* _What the task asks_
Search the material for the string "Average", then return every line where it is found.

* BEGIN *

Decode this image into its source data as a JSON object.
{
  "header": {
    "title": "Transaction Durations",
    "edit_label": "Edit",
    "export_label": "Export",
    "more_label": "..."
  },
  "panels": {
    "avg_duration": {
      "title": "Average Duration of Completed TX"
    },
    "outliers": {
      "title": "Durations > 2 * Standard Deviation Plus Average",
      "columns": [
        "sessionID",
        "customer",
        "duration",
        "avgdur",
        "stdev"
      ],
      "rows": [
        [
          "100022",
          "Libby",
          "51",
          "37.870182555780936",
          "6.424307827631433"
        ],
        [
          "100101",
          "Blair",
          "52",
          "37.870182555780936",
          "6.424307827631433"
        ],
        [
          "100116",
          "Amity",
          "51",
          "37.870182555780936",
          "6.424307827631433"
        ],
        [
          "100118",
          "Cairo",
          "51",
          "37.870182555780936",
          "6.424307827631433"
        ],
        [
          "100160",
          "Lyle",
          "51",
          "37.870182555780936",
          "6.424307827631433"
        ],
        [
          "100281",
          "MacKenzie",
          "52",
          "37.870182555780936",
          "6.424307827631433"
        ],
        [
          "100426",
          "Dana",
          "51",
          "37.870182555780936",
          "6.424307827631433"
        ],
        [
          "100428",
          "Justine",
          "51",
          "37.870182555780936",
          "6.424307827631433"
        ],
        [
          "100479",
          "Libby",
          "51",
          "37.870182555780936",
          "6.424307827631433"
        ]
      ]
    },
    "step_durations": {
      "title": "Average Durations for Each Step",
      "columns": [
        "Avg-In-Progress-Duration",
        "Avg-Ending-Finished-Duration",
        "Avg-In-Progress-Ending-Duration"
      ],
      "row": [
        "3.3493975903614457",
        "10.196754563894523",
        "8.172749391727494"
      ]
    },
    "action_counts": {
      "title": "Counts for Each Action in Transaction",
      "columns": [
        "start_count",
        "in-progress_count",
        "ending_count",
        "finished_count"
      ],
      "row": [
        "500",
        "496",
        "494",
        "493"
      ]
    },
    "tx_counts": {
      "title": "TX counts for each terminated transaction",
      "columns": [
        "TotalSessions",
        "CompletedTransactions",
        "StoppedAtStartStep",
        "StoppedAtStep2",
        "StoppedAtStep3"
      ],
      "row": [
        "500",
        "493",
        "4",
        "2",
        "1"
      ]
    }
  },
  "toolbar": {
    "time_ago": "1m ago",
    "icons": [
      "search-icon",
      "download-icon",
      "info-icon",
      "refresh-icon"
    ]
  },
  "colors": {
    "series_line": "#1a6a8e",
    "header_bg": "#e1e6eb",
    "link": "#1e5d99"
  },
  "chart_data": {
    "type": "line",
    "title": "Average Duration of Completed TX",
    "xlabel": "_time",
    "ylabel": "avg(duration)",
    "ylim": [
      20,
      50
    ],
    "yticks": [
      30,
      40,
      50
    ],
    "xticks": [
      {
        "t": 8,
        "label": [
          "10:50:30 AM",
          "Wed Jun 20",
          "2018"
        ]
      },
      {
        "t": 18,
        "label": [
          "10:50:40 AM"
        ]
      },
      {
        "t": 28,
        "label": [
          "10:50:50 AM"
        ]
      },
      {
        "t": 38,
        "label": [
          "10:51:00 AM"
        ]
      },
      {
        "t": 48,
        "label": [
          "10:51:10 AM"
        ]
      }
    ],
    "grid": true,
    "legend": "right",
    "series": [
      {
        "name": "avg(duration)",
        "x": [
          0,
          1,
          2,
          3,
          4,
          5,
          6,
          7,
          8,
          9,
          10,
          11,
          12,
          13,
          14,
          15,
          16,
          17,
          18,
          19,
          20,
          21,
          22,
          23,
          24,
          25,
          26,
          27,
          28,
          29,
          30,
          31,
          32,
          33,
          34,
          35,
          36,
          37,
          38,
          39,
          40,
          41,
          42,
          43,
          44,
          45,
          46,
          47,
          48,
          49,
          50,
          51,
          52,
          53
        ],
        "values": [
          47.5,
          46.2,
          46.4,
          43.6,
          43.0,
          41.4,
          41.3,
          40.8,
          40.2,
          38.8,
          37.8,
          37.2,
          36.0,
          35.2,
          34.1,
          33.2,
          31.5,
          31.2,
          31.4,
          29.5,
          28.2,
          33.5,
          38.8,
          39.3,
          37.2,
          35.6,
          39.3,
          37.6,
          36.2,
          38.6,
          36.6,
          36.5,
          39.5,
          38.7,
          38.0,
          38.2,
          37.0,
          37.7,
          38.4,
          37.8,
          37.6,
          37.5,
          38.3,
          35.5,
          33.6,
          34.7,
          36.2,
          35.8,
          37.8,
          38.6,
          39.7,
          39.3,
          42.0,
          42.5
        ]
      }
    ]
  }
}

* END *

* _Full solution_
      "title": "Average Duration of Completed TX"
      "title": "Durations > 2 * Standard Deviation Plus Average",
      "title": "Average Durations for Each Step",
    "title": "Average Duration of Completed TX",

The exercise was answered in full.